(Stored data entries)
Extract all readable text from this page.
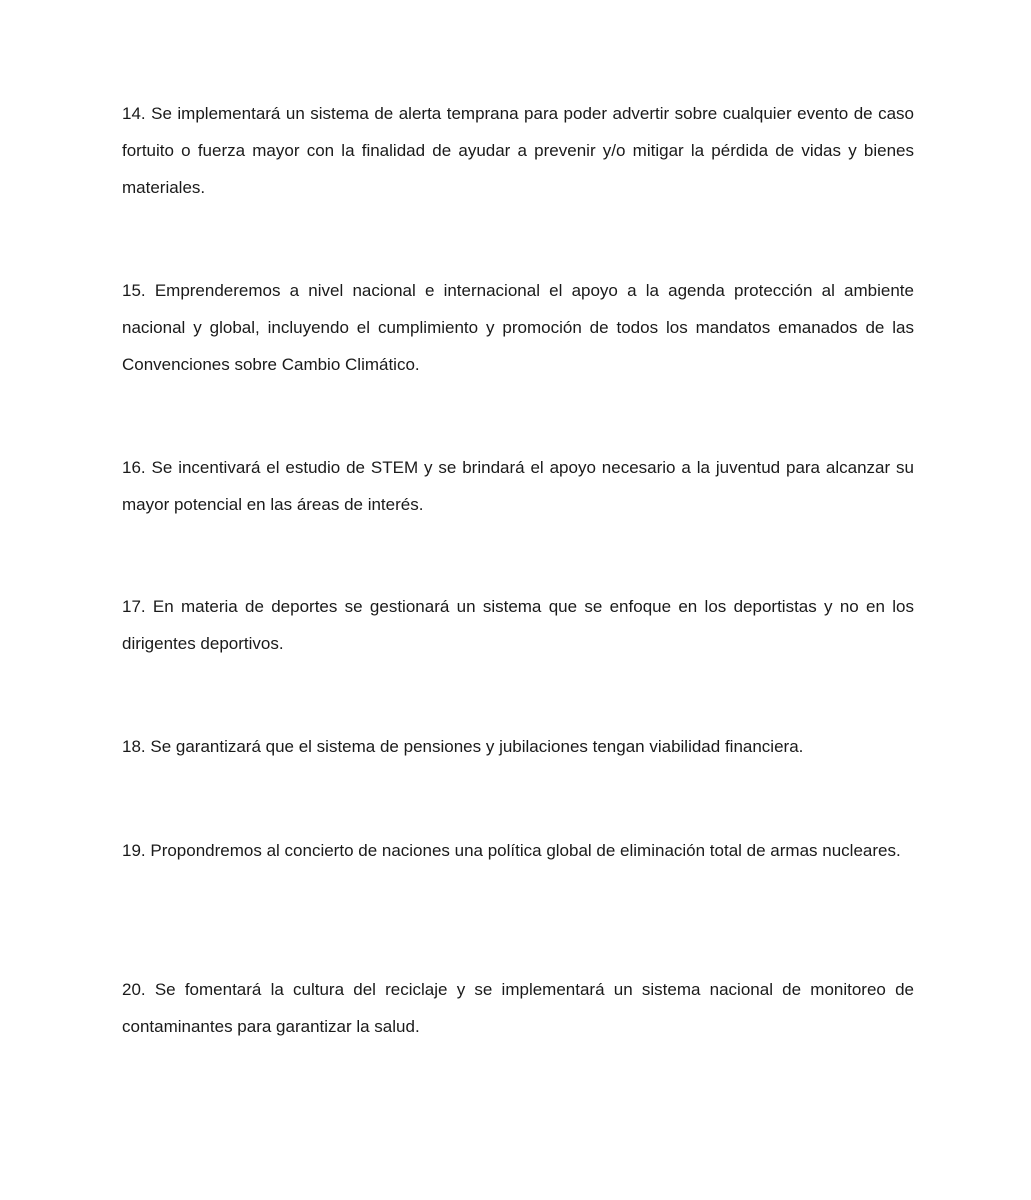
14. Se implementará un sistema de alerta temprana para poder advertir sobre cualquier evento de caso fortuito o fuerza mayor con la finalidad de ayudar a prevenir y/o mitigar la pérdida de vidas y bienes materiales.

15. Emprenderemos a nivel nacional e internacional el apoyo a la agenda protección al ambiente nacional y global, incluyendo el cumplimiento y promoción de todos los mandatos emanados de las Convenciones sobre Cambio Climático.

16. Se incentivará el estudio de STEM y se brindará el apoyo necesario a la juventud para alcanzar su mayor potencial en las áreas de interés.

17. En materia de deportes se gestionará un sistema que se enfoque en los deportistas y no en los dirigentes deportivos.

18. Se garantizará que el sistema de pensiones y jubilaciones tengan viabilidad financiera.

19. Propondremos al concierto de naciones una política global de eliminación total de armas nucleares.

20. Se fomentará la cultura del reciclaje y se implementará un sistema nacional de monitoreo de contaminantes para garantizar la salud.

== YOUR INSTRUCTIONS ==
Copy each line of the records containing the string "apoyo".

== TASK OUTPUT ==
15. Emprenderemos a nivel nacional e internacional el apoyo a la agenda protección al ambiente nacional y global, incluyendo el cumplimiento y promoción de todos los mandatos emanados de las Convenciones sobre Cambio Climático.
16. Se incentivará el estudio de STEM y se brindará el apoyo necesario a la juventud para alcanzar su mayor potencial en las áreas de interés.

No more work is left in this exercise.